*Task to complete*: Reproduce all entries precisely, down to the last character.

[Figure contents as structured data]

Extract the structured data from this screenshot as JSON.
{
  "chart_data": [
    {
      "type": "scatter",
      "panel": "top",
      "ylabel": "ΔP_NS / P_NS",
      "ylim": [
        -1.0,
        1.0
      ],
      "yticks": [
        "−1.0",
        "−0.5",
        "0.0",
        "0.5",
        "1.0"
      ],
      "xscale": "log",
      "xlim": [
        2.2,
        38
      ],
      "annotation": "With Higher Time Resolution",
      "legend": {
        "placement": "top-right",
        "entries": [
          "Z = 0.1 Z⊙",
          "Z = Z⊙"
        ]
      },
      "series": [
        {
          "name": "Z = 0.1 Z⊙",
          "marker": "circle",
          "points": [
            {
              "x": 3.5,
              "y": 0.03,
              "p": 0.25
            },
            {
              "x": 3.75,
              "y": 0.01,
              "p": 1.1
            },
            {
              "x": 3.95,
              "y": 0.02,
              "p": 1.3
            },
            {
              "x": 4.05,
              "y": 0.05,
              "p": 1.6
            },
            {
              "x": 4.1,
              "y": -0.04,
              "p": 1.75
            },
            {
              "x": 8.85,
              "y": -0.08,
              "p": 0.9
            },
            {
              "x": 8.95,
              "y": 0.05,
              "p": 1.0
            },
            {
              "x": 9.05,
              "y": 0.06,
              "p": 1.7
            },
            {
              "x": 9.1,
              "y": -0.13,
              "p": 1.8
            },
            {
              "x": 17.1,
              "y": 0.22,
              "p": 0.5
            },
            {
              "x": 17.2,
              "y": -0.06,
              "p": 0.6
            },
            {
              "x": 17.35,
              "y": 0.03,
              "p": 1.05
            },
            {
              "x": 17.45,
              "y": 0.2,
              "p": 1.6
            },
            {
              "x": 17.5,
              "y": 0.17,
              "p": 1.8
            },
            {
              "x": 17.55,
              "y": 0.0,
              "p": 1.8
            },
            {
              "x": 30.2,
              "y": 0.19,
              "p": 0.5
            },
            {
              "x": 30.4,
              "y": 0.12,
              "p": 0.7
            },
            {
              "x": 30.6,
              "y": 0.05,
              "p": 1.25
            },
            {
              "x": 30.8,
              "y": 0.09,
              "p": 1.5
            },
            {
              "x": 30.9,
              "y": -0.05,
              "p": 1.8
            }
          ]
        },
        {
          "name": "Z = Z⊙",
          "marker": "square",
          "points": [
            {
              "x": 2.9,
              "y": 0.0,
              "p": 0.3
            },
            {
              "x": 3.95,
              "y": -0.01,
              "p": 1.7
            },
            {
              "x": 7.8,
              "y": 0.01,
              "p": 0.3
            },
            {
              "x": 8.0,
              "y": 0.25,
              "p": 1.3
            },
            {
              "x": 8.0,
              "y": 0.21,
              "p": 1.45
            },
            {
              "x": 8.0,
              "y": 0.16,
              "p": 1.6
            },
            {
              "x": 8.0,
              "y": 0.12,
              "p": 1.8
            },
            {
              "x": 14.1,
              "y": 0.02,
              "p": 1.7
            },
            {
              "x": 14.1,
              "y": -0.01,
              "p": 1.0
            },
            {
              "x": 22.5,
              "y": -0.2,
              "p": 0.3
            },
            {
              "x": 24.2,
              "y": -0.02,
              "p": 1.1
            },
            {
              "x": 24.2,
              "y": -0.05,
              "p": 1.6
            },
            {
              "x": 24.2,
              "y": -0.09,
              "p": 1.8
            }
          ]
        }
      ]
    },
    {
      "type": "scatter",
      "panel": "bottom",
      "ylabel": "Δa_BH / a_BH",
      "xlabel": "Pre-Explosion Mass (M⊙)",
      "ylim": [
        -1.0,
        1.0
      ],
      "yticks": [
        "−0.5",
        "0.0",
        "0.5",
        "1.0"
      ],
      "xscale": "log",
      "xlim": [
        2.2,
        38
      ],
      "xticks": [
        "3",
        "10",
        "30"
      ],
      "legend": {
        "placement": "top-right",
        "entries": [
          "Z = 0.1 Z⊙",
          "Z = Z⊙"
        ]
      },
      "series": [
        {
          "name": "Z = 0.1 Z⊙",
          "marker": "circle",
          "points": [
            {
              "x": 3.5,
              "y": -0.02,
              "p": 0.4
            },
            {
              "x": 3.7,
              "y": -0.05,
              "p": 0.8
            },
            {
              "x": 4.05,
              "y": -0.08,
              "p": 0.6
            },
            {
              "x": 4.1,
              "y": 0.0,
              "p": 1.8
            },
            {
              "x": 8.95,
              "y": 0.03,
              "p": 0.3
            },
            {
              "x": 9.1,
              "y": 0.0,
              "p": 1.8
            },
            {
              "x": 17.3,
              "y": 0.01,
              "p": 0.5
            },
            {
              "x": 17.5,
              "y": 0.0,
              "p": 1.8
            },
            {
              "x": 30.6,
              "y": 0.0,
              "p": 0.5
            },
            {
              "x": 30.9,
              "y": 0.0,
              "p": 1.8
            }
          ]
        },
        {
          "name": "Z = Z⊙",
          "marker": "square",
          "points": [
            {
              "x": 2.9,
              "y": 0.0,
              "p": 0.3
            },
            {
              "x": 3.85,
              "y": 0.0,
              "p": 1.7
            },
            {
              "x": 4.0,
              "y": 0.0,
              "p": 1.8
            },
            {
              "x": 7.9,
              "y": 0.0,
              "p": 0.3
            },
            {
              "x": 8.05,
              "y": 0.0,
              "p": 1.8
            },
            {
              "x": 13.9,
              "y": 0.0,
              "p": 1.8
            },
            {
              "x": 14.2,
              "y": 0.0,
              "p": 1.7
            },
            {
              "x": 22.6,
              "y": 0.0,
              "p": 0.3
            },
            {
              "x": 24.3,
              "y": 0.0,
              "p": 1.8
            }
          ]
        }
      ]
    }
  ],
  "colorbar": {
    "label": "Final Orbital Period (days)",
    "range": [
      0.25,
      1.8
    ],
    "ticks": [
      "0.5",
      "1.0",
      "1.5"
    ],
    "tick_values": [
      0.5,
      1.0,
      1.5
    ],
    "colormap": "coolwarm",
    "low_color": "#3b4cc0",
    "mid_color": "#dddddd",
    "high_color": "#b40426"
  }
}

*Answer for the task*:
Extract the structured data from this screenshot as JSON.
{
  "chart_data": [
    {
      "type": "scatter",
      "panel": "top",
      "ylabel": "ΔP_NS / P_NS",
      "ylim": [
        -1.0,
        1.0
      ],
      "yticks": [
        "−1.0",
        "−0.5",
        "0.0",
        "0.5",
        "1.0"
      ],
      "xscale": "log",
      "xlim": [
        2.2,
        38
      ],
      "annotation": "With Higher Time Resolution",
      "legend": {
        "placement": "top-right",
        "entries": [
          "Z = 0.1 Z⊙",
          "Z = Z⊙"
        ]
      },
      "series": [
        {
          "name": "Z = 0.1 Z⊙",
          "marker": "circle",
          "points": [
            {
              "x": 3.5,
              "y": 0.03,
              "p": 0.25
            },
            {
              "x": 3.75,
              "y": 0.01,
              "p": 1.1
            },
            {
              "x": 3.95,
              "y": 0.02,
              "p": 1.3
            },
            {
              "x": 4.05,
              "y": 0.05,
              "p": 1.6
            },
            {
              "x": 4.1,
              "y": -0.04,
              "p": 1.75
            },
            {
              "x": 8.85,
              "y": -0.08,
              "p": 0.9
            },
            {
              "x": 8.95,
              "y": 0.05,
              "p": 1.0
            },
            {
              "x": 9.05,
              "y": 0.06,
              "p": 1.7
            },
            {
              "x": 9.1,
              "y": -0.13,
              "p": 1.8
            },
            {
              "x": 17.1,
              "y": 0.22,
              "p": 0.5
            },
            {
              "x": 17.2,
              "y": -0.06,
              "p": 0.6
            },
            {
              "x": 17.35,
              "y": 0.03,
              "p": 1.05
            },
            {
              "x": 17.45,
              "y": 0.2,
              "p": 1.6
            },
            {
              "x": 17.5,
              "y": 0.17,
              "p": 1.8
            },
            {
              "x": 17.55,
              "y": 0.0,
              "p": 1.8
            },
            {
              "x": 30.2,
              "y": 0.19,
              "p": 0.5
            },
            {
              "x": 30.4,
              "y": 0.12,
              "p": 0.7
            },
            {
              "x": 30.6,
              "y": 0.05,
              "p": 1.25
            },
            {
              "x": 30.8,
              "y": 0.09,
              "p": 1.5
            },
            {
              "x": 30.9,
              "y": -0.05,
              "p": 1.8
            }
          ]
        },
        {
          "name": "Z = Z⊙",
          "marker": "square",
          "points": [
            {
              "x": 2.9,
              "y": 0.0,
              "p": 0.3
            },
            {
              "x": 3.95,
              "y": -0.01,
              "p": 1.7
            },
            {
              "x": 7.8,
              "y": 0.01,
              "p": 0.3
            },
            {
              "x": 8.0,
              "y": 0.25,
              "p": 1.3
            },
            {
              "x": 8.0,
              "y": 0.21,
              "p": 1.45
            },
            {
              "x": 8.0,
              "y": 0.16,
              "p": 1.6
            },
            {
              "x": 8.0,
              "y": 0.12,
              "p": 1.8
            },
            {
              "x": 14.1,
              "y": 0.02,
              "p": 1.7
            },
            {
              "x": 14.1,
              "y": -0.01,
              "p": 1.0
            },
            {
              "x": 22.5,
              "y": -0.2,
              "p": 0.3
            },
            {
              "x": 24.2,
              "y": -0.02,
              "p": 1.1
            },
            {
              "x": 24.2,
              "y": -0.05,
              "p": 1.6
            },
            {
              "x": 24.2,
              "y": -0.09,
              "p": 1.8
            }
          ]
        }
      ]
    },
    {
      "type": "scatter",
      "panel": "bottom",
      "ylabel": "Δa_BH / a_BH",
      "xlabel": "Pre-Explosion Mass (M⊙)",
      "ylim": [
        -1.0,
        1.0
      ],
      "yticks": [
        "−0.5",
        "0.0",
        "0.5",
        "1.0"
      ],
      "xscale": "log",
      "xlim": [
        2.2,
        38
      ],
      "xticks": [
        "3",
        "10",
        "30"
      ],
      "legend": {
        "placement": "top-right",
        "entries": [
          "Z = 0.1 Z⊙",
          "Z = Z⊙"
        ]
      },
      "series": [
        {
          "name": "Z = 0.1 Z⊙",
          "marker": "circle",
          "points": [
            {
              "x": 3.5,
              "y": -0.02,
              "p": 0.4
            },
            {
              "x": 3.7,
              "y": -0.05,
              "p": 0.8
            },
            {
              "x": 4.05,
              "y": -0.08,
              "p": 0.6
            },
            {
              "x": 4.1,
              "y": 0.0,
              "p": 1.8
            },
            {
              "x": 8.95,
              "y": 0.03,
              "p": 0.3
            },
            {
              "x": 9.1,
              "y": 0.0,
              "p": 1.8
            },
            {
              "x": 17.3,
              "y": 0.01,
              "p": 0.5
            },
            {
              "x": 17.5,
              "y": 0.0,
              "p": 1.8
            },
            {
              "x": 30.6,
              "y": 0.0,
              "p": 0.5
            },
            {
              "x": 30.9,
              "y": 0.0,
              "p": 1.8
            }
          ]
        },
        {
          "name": "Z = Z⊙",
          "marker": "square",
          "points": [
            {
              "x": 2.9,
              "y": 0.0,
              "p": 0.3
            },
            {
              "x": 3.85,
              "y": 0.0,
              "p": 1.7
            },
            {
              "x": 4.0,
              "y": 0.0,
              "p": 1.8
            },
            {
              "x": 7.9,
              "y": 0.0,
              "p": 0.3
            },
            {
              "x": 8.05,
              "y": 0.0,
              "p": 1.8
            },
            {
              "x": 13.9,
              "y": 0.0,
              "p": 1.8
            },
            {
              "x": 14.2,
              "y": 0.0,
              "p": 1.7
            },
            {
              "x": 22.6,
              "y": 0.0,
              "p": 0.3
            },
            {
              "x": 24.3,
              "y": 0.0,
              "p": 1.8
            }
          ]
        }
      ]
    }
  ],
  "colorbar": {
    "label": "Final Orbital Period (days)",
    "range": [
      0.25,
      1.8
    ],
    "ticks": [
      "0.5",
      "1.0",
      "1.5"
    ],
    "tick_values": [
      0.5,
      1.0,
      1.5
    ],
    "colormap": "coolwarm",
    "low_color": "#3b4cc0",
    "mid_color": "#dddddd",
    "high_color": "#b40426"
  }
}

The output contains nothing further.